Data excerpts -

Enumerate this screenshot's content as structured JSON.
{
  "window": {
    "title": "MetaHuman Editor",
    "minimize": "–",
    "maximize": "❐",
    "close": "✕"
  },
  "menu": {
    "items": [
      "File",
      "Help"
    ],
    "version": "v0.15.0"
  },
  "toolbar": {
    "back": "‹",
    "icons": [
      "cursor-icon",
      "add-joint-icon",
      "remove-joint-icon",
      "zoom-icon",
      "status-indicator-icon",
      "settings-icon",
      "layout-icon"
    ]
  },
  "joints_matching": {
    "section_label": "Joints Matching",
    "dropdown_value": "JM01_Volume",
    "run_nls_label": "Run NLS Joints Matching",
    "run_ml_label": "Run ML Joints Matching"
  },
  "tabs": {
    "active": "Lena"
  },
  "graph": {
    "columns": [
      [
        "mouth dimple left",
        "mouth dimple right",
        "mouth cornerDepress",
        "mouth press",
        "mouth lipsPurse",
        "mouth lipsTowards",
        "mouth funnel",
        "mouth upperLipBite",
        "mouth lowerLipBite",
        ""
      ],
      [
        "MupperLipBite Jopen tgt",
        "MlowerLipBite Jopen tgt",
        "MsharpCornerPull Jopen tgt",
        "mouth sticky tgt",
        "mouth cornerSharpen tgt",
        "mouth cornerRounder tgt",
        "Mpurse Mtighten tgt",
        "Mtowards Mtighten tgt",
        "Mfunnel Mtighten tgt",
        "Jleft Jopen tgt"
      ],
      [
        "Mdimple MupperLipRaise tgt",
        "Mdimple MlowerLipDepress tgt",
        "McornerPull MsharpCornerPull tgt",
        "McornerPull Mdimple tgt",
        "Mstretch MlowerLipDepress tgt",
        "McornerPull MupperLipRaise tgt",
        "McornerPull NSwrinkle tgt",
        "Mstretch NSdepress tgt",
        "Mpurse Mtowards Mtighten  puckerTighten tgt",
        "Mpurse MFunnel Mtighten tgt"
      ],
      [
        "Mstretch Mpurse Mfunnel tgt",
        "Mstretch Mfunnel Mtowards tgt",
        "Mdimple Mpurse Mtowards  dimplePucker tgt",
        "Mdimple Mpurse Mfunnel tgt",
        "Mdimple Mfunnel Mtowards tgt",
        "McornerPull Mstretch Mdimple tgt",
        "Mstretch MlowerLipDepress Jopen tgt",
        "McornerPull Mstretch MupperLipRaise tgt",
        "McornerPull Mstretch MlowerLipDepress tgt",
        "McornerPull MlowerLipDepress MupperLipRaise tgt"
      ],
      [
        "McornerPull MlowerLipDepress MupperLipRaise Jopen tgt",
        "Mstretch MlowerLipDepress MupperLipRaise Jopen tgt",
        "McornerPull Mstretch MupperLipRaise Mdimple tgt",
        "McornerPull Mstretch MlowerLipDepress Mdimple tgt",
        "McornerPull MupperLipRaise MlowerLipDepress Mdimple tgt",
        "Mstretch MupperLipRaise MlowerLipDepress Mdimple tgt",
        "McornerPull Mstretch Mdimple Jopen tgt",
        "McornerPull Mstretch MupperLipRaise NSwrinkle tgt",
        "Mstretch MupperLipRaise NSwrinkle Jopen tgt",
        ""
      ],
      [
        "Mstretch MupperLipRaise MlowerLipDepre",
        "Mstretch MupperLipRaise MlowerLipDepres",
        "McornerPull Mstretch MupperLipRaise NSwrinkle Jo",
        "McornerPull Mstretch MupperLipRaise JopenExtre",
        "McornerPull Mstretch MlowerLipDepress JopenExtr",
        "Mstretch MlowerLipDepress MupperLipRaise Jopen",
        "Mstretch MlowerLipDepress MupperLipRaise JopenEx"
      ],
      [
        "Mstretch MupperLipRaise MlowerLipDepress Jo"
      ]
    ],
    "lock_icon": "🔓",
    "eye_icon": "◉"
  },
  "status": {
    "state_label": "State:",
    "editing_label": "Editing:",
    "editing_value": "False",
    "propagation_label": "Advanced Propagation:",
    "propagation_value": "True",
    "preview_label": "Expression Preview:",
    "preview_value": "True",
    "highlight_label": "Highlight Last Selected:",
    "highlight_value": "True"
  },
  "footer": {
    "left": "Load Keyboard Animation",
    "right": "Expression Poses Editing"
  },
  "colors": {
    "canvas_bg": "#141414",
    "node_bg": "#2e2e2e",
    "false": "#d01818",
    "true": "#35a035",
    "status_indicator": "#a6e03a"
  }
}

Stated problem - The word "mouth" appears in how many lines of the data? Answer with only the number.

Solution - 12